PROBLEM TO SOLVE: Scan the data below for the string "Amortering". Show every line where it turns up.

[Figure contents as structured data]
↓↓↓

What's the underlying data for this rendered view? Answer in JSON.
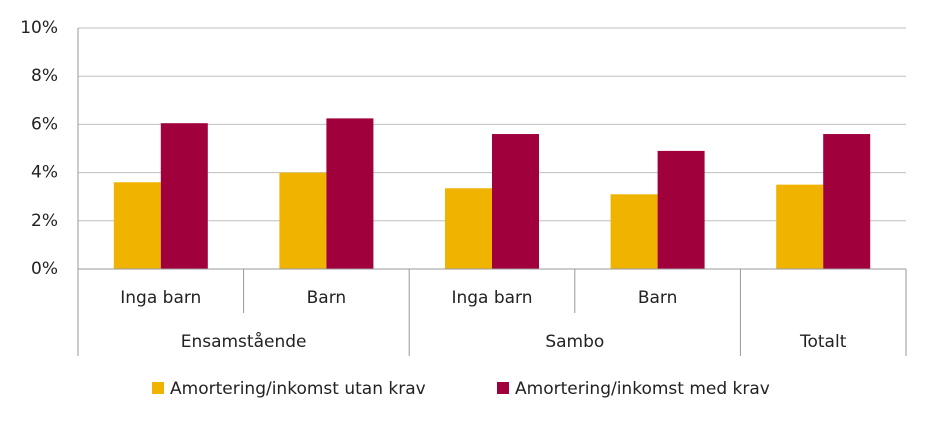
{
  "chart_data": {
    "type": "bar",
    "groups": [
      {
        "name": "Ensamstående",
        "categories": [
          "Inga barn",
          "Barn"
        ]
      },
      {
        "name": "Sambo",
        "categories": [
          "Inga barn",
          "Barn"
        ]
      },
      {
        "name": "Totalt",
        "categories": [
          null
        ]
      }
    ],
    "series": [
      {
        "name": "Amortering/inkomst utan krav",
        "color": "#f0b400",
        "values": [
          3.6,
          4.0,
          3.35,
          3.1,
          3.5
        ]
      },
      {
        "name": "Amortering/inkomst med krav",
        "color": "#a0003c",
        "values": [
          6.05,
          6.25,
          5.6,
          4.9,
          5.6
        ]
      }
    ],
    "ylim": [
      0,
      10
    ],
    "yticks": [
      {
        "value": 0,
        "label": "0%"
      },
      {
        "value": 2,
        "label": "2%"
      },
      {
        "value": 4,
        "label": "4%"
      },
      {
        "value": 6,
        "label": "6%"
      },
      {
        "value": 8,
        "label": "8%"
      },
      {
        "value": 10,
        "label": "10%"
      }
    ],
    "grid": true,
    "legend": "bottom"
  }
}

↑↑↑
↓↓↓

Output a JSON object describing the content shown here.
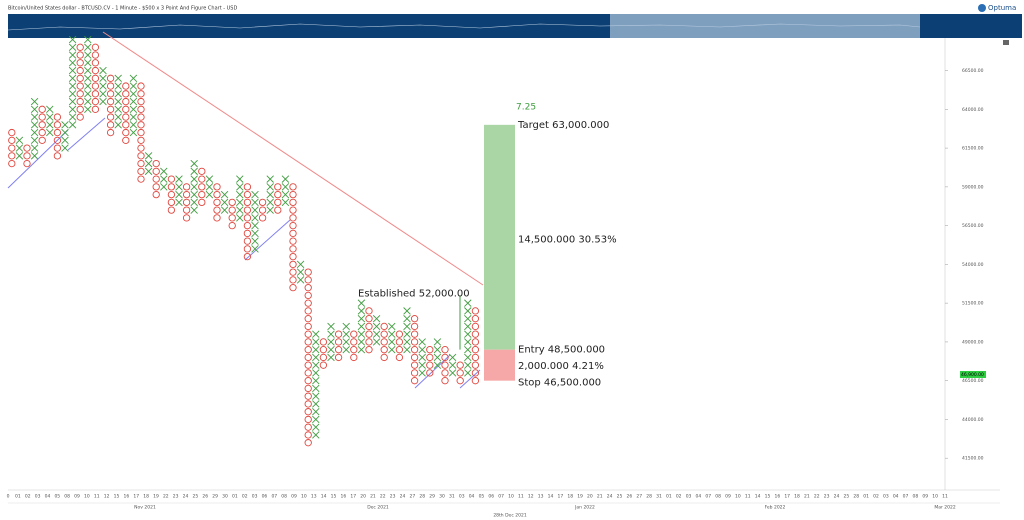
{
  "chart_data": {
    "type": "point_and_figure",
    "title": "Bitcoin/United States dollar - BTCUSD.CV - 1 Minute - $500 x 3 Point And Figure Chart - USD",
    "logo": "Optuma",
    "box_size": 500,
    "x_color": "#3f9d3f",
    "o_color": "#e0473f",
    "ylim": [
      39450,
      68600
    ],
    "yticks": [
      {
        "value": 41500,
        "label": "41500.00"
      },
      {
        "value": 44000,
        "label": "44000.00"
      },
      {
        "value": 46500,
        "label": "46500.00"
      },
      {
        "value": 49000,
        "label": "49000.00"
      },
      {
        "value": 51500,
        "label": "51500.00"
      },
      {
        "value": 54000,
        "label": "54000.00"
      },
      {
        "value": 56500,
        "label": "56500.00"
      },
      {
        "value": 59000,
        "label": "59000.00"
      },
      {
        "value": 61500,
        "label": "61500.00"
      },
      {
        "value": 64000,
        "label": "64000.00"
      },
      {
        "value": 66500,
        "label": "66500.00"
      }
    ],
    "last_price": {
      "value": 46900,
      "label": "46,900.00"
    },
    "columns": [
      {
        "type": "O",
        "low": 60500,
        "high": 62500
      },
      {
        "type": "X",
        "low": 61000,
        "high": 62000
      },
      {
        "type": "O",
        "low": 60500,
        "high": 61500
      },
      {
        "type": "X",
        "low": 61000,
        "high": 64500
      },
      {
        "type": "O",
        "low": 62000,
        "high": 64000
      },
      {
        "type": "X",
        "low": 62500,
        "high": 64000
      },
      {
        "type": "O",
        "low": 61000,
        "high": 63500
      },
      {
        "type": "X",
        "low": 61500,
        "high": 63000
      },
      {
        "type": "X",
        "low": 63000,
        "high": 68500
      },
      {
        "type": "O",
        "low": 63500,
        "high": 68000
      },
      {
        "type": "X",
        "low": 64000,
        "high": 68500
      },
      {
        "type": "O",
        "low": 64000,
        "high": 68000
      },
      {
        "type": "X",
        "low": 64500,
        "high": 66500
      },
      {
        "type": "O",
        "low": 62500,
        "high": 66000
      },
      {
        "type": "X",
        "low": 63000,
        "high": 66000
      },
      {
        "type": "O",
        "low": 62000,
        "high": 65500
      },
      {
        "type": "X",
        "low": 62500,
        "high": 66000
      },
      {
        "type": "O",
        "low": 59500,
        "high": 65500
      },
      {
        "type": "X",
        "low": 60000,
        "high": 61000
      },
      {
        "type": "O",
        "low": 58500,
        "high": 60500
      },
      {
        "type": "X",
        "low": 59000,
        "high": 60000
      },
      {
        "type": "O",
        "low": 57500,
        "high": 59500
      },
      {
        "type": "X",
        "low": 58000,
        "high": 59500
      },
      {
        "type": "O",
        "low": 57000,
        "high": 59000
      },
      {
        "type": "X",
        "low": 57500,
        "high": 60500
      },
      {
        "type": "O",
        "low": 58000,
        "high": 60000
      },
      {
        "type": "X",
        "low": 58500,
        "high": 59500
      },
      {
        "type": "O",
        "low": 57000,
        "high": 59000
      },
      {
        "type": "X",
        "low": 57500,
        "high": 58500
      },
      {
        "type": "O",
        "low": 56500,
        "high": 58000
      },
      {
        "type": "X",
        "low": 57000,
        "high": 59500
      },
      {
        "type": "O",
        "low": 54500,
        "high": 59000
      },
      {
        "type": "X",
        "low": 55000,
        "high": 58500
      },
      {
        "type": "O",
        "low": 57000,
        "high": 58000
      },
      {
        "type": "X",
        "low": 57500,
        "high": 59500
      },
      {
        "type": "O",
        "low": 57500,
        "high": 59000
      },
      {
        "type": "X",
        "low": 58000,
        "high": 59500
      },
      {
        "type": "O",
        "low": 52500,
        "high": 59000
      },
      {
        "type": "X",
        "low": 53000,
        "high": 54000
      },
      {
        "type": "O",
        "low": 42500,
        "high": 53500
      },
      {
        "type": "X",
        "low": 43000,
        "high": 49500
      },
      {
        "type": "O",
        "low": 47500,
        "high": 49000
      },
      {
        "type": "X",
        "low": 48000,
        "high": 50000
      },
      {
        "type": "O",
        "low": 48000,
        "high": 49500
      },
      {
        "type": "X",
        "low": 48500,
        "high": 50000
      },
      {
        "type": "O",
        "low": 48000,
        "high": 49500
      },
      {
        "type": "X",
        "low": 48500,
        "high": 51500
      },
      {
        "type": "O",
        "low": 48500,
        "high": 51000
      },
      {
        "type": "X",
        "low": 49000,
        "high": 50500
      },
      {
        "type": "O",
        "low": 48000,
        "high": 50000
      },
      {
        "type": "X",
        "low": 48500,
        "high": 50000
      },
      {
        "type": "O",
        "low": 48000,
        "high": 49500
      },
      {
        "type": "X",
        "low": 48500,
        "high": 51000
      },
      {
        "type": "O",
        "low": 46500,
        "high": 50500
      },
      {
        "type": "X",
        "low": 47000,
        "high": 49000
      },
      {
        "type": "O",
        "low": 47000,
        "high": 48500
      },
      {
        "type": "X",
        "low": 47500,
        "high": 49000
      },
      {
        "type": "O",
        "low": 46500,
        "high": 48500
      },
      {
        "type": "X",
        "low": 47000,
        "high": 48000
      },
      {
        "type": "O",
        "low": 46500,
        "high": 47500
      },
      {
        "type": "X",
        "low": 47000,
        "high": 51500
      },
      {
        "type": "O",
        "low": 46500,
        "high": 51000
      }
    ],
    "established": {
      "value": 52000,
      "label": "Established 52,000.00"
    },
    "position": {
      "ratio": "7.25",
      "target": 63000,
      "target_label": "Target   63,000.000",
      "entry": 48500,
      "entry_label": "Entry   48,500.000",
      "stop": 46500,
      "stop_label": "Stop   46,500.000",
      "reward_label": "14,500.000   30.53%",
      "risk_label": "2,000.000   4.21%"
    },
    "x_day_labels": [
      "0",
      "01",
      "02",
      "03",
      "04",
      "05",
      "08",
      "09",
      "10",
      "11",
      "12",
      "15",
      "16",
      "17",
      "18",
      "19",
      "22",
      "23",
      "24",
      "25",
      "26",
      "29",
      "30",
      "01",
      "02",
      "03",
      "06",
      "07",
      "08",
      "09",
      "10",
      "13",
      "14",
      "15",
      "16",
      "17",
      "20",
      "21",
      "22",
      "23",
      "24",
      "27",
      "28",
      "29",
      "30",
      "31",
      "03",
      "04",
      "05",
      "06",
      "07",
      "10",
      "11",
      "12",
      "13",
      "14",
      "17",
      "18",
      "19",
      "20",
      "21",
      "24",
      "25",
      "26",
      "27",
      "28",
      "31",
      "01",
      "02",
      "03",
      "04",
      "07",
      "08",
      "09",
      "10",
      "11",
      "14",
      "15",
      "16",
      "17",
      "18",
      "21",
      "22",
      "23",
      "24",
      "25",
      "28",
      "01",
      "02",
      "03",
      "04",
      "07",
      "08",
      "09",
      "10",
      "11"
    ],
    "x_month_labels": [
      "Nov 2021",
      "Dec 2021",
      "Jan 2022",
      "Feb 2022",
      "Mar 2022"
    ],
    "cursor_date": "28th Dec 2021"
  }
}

↑↑↑

FULL OUTPUT:
        "name": "Amortering/inkomst utan krav",
        "name": "Amortering/inkomst med krav",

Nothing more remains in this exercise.